[Data extracted from a collection]
=== Begin Enclosure ===
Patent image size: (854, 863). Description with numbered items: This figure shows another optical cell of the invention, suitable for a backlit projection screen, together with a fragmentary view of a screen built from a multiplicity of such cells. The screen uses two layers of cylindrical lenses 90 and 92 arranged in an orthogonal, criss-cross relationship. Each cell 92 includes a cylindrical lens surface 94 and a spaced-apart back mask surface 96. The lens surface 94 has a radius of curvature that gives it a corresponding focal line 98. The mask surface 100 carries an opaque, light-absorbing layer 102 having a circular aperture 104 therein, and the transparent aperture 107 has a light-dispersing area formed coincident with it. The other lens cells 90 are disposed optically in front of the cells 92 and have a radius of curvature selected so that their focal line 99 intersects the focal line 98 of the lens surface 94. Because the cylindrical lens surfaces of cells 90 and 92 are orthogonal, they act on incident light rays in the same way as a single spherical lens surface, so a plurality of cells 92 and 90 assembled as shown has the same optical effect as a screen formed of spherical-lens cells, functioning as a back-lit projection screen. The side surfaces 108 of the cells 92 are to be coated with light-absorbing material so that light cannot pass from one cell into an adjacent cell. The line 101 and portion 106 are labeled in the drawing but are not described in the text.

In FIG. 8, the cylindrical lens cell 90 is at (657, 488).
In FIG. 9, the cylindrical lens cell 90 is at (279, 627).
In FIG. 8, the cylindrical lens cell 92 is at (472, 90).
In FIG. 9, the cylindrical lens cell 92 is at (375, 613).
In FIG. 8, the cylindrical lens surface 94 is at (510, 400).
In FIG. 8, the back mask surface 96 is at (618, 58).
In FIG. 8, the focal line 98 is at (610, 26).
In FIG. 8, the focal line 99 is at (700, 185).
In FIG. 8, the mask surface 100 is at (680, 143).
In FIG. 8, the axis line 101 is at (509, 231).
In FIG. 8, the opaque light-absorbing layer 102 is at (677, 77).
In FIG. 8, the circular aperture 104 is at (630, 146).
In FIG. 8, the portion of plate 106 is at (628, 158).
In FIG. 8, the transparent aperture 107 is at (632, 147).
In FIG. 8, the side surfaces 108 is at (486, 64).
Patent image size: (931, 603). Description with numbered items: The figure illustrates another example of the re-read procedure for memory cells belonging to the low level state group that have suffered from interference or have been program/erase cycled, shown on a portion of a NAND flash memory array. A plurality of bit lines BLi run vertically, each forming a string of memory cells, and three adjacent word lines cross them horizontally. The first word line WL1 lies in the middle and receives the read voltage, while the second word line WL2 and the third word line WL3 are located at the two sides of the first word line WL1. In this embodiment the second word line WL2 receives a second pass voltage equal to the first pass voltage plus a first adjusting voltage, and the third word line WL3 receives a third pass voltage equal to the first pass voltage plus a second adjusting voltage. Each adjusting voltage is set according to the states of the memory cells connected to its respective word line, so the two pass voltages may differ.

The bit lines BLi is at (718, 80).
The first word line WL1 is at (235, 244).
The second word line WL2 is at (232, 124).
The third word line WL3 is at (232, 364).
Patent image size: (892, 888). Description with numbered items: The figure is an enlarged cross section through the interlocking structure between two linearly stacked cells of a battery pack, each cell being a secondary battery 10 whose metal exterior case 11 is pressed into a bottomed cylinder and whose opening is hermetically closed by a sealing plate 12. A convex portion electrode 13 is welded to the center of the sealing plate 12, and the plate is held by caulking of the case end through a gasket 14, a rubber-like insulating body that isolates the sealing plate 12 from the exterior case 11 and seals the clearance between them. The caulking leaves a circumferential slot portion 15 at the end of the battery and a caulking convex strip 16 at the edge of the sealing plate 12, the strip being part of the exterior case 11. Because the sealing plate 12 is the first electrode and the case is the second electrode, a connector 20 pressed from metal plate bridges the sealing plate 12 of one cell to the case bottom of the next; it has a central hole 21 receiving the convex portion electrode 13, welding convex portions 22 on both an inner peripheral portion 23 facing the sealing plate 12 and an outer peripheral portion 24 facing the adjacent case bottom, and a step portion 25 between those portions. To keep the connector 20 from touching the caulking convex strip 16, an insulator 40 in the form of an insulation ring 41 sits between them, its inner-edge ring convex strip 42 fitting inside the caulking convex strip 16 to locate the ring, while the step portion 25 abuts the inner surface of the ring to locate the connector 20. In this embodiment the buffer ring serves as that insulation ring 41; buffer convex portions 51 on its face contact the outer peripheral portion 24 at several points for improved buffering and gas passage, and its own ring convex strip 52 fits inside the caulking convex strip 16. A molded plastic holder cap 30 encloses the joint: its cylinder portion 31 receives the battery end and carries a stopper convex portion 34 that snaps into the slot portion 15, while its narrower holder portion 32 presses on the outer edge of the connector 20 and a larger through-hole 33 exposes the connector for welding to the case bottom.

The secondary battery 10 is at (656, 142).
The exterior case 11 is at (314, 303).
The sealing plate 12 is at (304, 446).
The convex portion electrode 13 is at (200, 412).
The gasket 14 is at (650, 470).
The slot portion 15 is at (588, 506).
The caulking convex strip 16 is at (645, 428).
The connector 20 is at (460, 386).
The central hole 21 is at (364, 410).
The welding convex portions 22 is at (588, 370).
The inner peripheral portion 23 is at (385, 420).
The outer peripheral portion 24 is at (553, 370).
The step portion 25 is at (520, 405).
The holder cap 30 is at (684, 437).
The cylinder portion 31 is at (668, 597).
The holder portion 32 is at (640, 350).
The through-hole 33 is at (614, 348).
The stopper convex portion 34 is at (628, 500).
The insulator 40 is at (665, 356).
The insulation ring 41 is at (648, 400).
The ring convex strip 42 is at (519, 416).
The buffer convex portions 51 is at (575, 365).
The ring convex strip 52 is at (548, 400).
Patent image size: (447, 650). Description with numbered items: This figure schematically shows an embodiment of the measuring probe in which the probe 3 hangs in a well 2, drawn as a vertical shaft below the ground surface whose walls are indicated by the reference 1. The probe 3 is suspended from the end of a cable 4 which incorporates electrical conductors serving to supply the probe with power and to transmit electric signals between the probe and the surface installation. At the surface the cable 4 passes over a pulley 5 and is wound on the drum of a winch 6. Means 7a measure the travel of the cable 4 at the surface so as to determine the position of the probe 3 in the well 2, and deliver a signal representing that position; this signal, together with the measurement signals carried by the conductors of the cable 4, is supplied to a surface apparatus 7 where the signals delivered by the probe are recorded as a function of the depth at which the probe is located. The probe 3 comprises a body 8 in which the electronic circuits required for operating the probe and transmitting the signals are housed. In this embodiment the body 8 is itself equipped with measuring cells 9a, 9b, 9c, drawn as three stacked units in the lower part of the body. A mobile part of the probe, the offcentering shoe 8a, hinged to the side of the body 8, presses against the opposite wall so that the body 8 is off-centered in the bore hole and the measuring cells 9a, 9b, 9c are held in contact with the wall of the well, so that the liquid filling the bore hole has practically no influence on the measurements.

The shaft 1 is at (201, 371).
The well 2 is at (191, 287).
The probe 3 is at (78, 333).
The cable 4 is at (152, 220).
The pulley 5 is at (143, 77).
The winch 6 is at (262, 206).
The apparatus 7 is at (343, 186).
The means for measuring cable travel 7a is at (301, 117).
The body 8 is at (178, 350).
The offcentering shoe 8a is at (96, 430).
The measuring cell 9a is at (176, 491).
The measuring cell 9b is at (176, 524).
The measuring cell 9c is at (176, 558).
=== End Enclosure ===
Aim of the task:
Repeat the data exactly. Omit nothing.

Written solution:
Patent image size: (854, 863). Description with numbered items: This figure shows another optical cell of the invention, suitable for a backlit projection screen, together with a fragmentary view of a screen built from a multiplicity of such cells. The screen uses two layers of cylindrical lenses 90 and 92 arranged in an orthogonal, criss-cross relationship. Each cell 92 includes a cylindrical lens surface 94 and a spaced-apart back mask surface 96. The lens surface 94 has a radius of curvature that gives it a corresponding focal line 98. The mask surface 100 carries an opaque, light-absorbing layer 102 having a circular aperture 104 therein, and the transparent aperture 107 has a light-dispersing area formed coincident with it. The other lens cells 90 are disposed optically in front of the cells 92 and have a radius of curvature selected so that their focal line 99 intersects the focal line 98 of the lens surface 94. Because the cylindrical lens surfaces of cells 90 and 92 are orthogonal, they act on incident light rays in the same way as a single spherical lens surface, so a plurality of cells 92 and 90 assembled as shown has the same optical effect as a screen formed of spherical-lens cells, functioning as a back-lit projection screen. The side surfaces 108 of the cells 92 are to be coated with light-absorbing material so that light cannot pass from one cell into an adjacent cell. The line 101 and portion 106 are labeled in the drawing but are not described in the text.

In FIG. 8, the cylindrical lens cell 90 is at (657, 488).
In FIG. 9, the cylindrical lens cell 90 is at (279, 627).
In FIG. 8, the cylindrical lens cell 92 is at (472, 90).
In FIG. 9, the cylindrical lens cell 92 is at (375, 613).
In FIG. 8, the cylindrical lens surface 94 is at (510, 400).
In FIG. 8, the back mask surface 96 is at (618, 58).
In FIG. 8, the focal line 98 is at (610, 26).
In FIG. 8, the focal line 99 is at (700, 185).
In FIG. 8, the mask surface 100 is at (680, 143).
In FIG. 8, the axis line 101 is at (509, 231).
In FIG. 8, the opaque light-absorbing layer 102 is at (677, 77).
In FIG. 8, the circular aperture 104 is at (630, 146).
In FIG. 8, the portion of plate 106 is at (628, 158).
In FIG. 8, the transparent aperture 107 is at (632, 147).
In FIG. 8, the side surfaces 108 is at (486, 64).
Patent image size: (931, 603). Description with numbered items: The figure illustrates another example of the re-read procedure for memory cells belonging to the low level state group that have suffered from interference or have been program/erase cycled, shown on a portion of a NAND flash memory array. A plurality of bit lines BLi run vertically, each forming a string of memory cells, and three adjacent word lines cross them horizontally. The first word line WL1 lies in the middle and receives the read voltage, while the second word line WL2 and the third word line WL3 are located at the two sides of the first word line WL1. In this embodiment the second word line WL2 receives a second pass voltage equal to the first pass voltage plus a first adjusting voltage, and the third word line WL3 receives a third pass voltage equal to the first pass voltage plus a second adjusting voltage. Each adjusting voltage is set according to the states of the memory cells connected to its respective word line, so the two pass voltages may differ.

The bit lines BLi is at (718, 80).
The first word line WL1 is at (235, 244).
The second word line WL2 is at (232, 124).
The third word line WL3 is at (232, 364).
Patent image size: (892, 888). Description with numbered items: The figure is an enlarged cross section through the interlocking structure between two linearly stacked cells of a battery pack, each cell being a secondary battery 10 whose metal exterior case 11 is pressed into a bottomed cylinder and whose opening is hermetically closed by a sealing plate 12. A convex portion electrode 13 is welded to the center of the sealing plate 12, and the plate is held by caulking of the case end through a gasket 14, a rubber-like insulating body that isolates the sealing plate 12 from the exterior case 11 and seals the clearance between them. The caulking leaves a circumferential slot portion 15 at the end of the battery and a caulking convex strip 16 at the edge of the sealing plate 12, the strip being part of the exterior case 11. Because the sealing plate 12 is the first electrode and the case is the second electrode, a connector 20 pressed from metal plate bridges the sealing plate 12 of one cell to the case bottom of the next; it has a central hole 21 receiving the convex portion electrode 13, welding convex portions 22 on both an inner peripheral portion 23 facing the sealing plate 12 and an outer peripheral portion 24 facing the adjacent case bottom, and a step portion 25 between those portions. To keep the connector 20 from touching the caulking convex strip 16, an insulator 40 in the form of an insulation ring 41 sits between them, its inner-edge ring convex strip 42 fitting inside the caulking convex strip 16 to locate the ring, while the step portion 25 abuts the inner surface of the ring to locate the connector 20. In this embodiment the buffer ring serves as that insulation ring 41; buffer convex portions 51 on its face contact the outer peripheral portion 24 at several points for improved buffering and gas passage, and its own ring convex strip 52 fits inside the caulking convex strip 16. A molded plastic holder cap 30 encloses the joint: its cylinder portion 31 receives the battery end and carries a stopper convex portion 34 that snaps into the slot portion 15, while its narrower holder portion 32 presses on the outer edge of the connector 20 and a larger through-hole 33 exposes the connector for welding to the case bottom.

The secondary battery 10 is at (656, 142).
The exterior case 11 is at (314, 303).
The sealing plate 12 is at (304, 446).
The convex portion electrode 13 is at (200, 412).
The gasket 14 is at (650, 470).
The slot portion 15 is at (588, 506).
The caulking convex strip 16 is at (645, 428).
The connector 20 is at (460, 386).
The central hole 21 is at (364, 410).
The welding convex portions 22 is at (588, 370).
The inner peripheral portion 23 is at (385, 420).
The outer peripheral portion 24 is at (553, 370).
The step portion 25 is at (520, 405).
The holder cap 30 is at (684, 437).
The cylinder portion 31 is at (668, 597).
The holder portion 32 is at (640, 350).
The through-hole 33 is at (614, 348).
The stopper convex portion 34 is at (628, 500).
The insulator 40 is at (665, 356).
The insulation ring 41 is at (648, 400).
The ring convex strip 42 is at (519, 416).
The buffer convex portions 51 is at (575, 365).
The ring convex strip 52 is at (548, 400).
Patent image size: (447, 650). Description with numbered items: This figure schematically shows an embodiment of the measuring probe in which the probe 3 hangs in a well 2, drawn as a vertical shaft below the ground surface whose walls are indicated by the reference 1. The probe 3 is suspended from the end of a cable 4 which incorporates electrical conductors serving to supply the probe with power and to transmit electric signals between the probe and the surface installation. At the surface the cable 4 passes over a pulley 5 and is wound on the drum of a winch 6. Means 7a measure the travel of the cable 4 at the surface so as to determine the position of the probe 3 in the well 2, and deliver a signal representing that position; this signal, together with the measurement signals carried by the conductors of the cable 4, is supplied to a surface apparatus 7 where the signals delivered by the probe are recorded as a function of the depth at which the probe is located. The probe 3 comprises a body 8 in which the electronic circuits required for operating the probe and transmitting the signals are housed. In this embodiment the body 8 is itself equipped with measuring cells 9a, 9b, 9c, drawn as three stacked units in the lower part of the body. A mobile part of the probe, the offcentering shoe 8a, hinged to the side of the body 8, presses against the opposite wall so that the body 8 is off-centered in the bore hole and the measuring cells 9a, 9b, 9c are held in contact with the wall of the well, so that the liquid filling the bore hole has practically no influence on the measurements.

The shaft 1 is at (201, 371).
The well 2 is at (191, 287).
The probe 3 is at (78, 333).
The cable 4 is at (152, 220).
The pulley 5 is at (143, 77).
The winch 6 is at (262, 206).
The apparatus 7 is at (343, 186).
The means for measuring cable travel 7a is at (301, 117).
The body 8 is at (178, 350).
The offcentering shoe 8a is at (96, 430).
The measuring cell 9a is at (176, 491).
The measuring cell 9b is at (176, 524).
The measuring cell 9c is at (176, 558).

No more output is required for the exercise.